Find each line holding "како" and copy it out.
** start Data excerpts **
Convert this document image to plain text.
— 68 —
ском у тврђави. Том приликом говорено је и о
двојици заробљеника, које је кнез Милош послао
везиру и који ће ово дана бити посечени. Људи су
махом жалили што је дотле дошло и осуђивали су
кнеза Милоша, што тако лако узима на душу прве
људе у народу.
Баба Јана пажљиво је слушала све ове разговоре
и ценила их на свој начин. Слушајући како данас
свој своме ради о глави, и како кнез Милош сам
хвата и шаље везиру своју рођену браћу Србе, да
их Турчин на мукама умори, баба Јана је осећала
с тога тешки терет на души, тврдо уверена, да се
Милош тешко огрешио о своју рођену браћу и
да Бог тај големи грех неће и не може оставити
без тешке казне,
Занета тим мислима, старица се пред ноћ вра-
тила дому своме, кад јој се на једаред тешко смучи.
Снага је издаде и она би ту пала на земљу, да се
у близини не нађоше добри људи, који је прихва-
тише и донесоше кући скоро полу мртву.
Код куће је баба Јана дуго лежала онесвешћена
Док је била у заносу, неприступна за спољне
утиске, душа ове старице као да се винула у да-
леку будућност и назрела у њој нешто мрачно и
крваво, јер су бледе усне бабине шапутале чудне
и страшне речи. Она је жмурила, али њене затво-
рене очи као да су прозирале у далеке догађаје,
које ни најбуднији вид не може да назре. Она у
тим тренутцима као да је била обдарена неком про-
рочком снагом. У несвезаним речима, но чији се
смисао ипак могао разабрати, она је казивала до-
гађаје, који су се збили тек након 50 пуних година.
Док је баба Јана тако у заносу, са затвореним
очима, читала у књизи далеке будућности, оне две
** end Data excerpts **
** start Data excerpts **
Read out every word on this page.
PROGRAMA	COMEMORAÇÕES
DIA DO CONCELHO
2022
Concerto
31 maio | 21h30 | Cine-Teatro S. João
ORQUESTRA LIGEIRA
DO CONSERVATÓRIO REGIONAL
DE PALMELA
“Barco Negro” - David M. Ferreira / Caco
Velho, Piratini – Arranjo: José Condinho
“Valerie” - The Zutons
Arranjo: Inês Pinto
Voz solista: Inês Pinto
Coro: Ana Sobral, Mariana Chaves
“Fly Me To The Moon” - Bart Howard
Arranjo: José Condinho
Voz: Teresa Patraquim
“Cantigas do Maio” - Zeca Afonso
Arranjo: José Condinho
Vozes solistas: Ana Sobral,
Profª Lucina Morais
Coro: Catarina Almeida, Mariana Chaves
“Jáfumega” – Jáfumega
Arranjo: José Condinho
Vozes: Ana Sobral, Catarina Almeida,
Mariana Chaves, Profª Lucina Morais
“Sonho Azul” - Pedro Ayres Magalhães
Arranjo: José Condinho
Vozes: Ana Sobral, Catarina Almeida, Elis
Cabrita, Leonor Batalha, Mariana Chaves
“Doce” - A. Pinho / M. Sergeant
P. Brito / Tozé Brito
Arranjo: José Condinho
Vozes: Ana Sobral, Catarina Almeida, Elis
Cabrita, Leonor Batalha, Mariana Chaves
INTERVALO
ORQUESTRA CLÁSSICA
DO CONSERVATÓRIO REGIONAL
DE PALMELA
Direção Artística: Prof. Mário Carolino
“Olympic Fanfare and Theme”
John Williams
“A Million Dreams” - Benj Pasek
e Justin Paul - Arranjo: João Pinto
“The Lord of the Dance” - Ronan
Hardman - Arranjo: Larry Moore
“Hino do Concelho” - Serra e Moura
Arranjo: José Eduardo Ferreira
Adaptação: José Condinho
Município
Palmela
** end Data excerpts **
* **Answer to the task**:
и ценила их на свој начин. Слушајући како данас
свој своме ради о глави, и како кнез Милош сам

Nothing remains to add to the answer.